• WHAT TO DO: Scan the records below. List lines holding "دریافتنی".

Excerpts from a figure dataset
******************************

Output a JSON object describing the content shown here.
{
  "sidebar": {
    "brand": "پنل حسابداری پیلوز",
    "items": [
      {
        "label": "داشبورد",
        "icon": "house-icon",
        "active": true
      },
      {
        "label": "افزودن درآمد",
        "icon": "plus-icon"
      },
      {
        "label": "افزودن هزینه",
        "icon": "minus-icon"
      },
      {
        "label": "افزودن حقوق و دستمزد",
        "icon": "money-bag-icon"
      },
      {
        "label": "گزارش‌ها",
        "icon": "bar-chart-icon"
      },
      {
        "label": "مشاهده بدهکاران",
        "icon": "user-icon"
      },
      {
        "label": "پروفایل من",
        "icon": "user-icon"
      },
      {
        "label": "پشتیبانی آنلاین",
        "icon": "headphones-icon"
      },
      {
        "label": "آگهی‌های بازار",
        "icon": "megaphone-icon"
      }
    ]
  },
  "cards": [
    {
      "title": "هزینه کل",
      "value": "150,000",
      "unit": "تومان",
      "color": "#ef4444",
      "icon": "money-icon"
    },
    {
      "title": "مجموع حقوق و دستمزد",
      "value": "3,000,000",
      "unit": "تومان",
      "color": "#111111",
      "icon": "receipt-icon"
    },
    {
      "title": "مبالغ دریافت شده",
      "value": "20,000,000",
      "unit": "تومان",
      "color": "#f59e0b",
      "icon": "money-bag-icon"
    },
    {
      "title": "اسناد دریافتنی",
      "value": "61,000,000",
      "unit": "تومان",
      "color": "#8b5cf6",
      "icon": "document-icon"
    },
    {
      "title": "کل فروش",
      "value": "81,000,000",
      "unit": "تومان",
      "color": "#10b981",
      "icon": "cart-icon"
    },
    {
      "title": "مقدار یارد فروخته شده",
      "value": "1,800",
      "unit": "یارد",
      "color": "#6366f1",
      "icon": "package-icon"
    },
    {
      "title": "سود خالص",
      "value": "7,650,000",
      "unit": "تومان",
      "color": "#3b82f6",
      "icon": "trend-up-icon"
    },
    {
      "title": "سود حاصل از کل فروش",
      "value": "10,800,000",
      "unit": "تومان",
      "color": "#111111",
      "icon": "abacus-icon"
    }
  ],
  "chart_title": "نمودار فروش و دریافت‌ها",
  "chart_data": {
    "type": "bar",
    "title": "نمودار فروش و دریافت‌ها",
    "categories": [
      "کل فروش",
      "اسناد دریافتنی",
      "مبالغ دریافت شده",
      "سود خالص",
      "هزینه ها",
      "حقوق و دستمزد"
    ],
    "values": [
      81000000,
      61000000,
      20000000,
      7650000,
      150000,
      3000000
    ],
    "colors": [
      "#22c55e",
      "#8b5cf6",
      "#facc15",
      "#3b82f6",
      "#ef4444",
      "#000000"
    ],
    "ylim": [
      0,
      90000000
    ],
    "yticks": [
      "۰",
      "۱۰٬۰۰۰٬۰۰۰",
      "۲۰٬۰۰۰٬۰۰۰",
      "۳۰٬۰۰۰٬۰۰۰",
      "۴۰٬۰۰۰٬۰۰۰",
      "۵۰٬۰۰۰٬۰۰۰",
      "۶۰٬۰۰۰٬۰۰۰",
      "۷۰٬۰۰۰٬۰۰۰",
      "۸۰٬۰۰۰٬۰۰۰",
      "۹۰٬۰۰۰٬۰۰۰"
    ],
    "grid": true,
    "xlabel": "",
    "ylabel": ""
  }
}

******************************

• FULL RESPONSE:
      "title": "اسناد دریافتنی",
      "اسناد دریافتنی",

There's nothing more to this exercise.